** Start Listed records **

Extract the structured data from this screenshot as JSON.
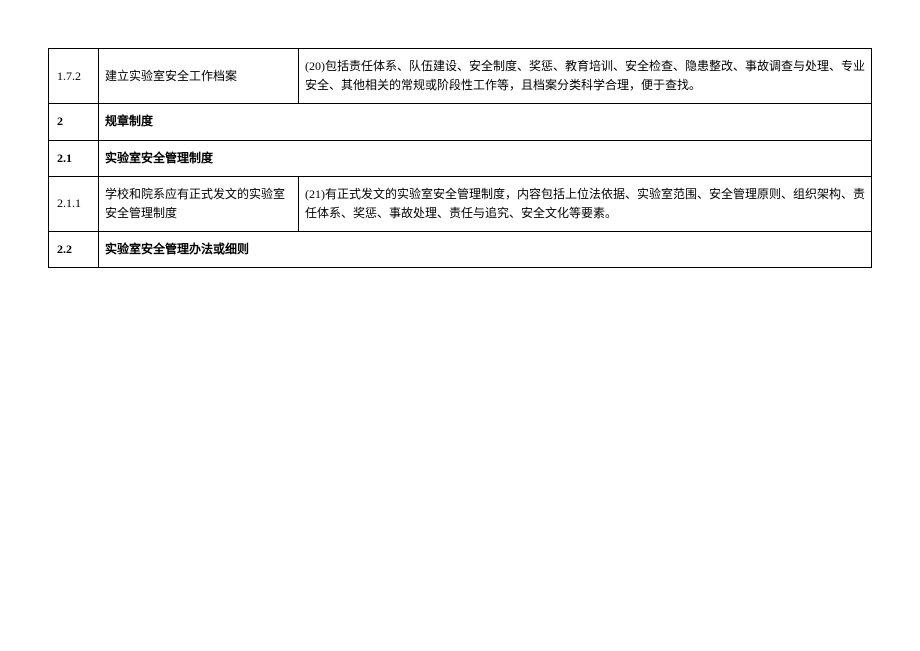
{
  "rows": [
    {
      "id": "1.7.2",
      "title": "建立实验室安全工作档案",
      "desc": "(20)包括责任体系、队伍建设、安全制度、奖惩、教育培训、安全检查、隐患整改、事故调查与处理、专业安全、其他相关的常规或阶段性工作等，且档案分类科学合理，便于查找。",
      "bold": false,
      "span": false
    },
    {
      "id": "2",
      "title": "规章制度",
      "desc": "",
      "bold": true,
      "span": true
    },
    {
      "id": "2.1",
      "title": "实验室安全管理制度",
      "desc": "",
      "bold": true,
      "span": true
    },
    {
      "id": "2.1.1",
      "title": "学校和院系应有正式发文的实验室安全管理制度",
      "desc": "(21)有正式发文的实验室安全管理制度，内容包括上位法依据、实验室范围、安全管理原则、组织架构、责任体系、奖惩、事故处理、责任与追究、安全文化等要素。",
      "bold": false,
      "span": false
    },
    {
      "id": "2.2",
      "title": "实验室安全管理办法或细则",
      "desc": "",
      "bold": true,
      "span": true
    }
  ]
}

** End Listed records **

- _Description of the task_
Without the pictures, extract every entry verbatim.

- _Output for this exercise_
Extract the structured data from this screenshot as JSON.
{
  "rows": [
    {
      "id": "1.7.2",
      "title": "建立实验室安全工作档案",
      "desc": "(20)包括责任体系、队伍建设、安全制度、奖惩、教育培训、安全检查、隐患整改、事故调查与处理、专业安全、其他相关的常规或阶段性工作等，且档案分类科学合理，便于查找。",
      "bold": false,
      "span": false
    },
    {
      "id": "2",
      "title": "规章制度",
      "desc": "",
      "bold": true,
      "span": true
    },
    {
      "id": "2.1",
      "title": "实验室安全管理制度",
      "desc": "",
      "bold": true,
      "span": true
    },
    {
      "id": "2.1.1",
      "title": "学校和院系应有正式发文的实验室安全管理制度",
      "desc": "(21)有正式发文的实验室安全管理制度，内容包括上位法依据、实验室范围、安全管理原则、组织架构、责任体系、奖惩、事故处理、责任与追究、安全文化等要素。",
      "bold": false,
      "span": false
    },
    {
      "id": "2.2",
      "title": "实验室安全管理办法或细则",
      "desc": "",
      "bold": true,
      "span": true
    }
  ]
}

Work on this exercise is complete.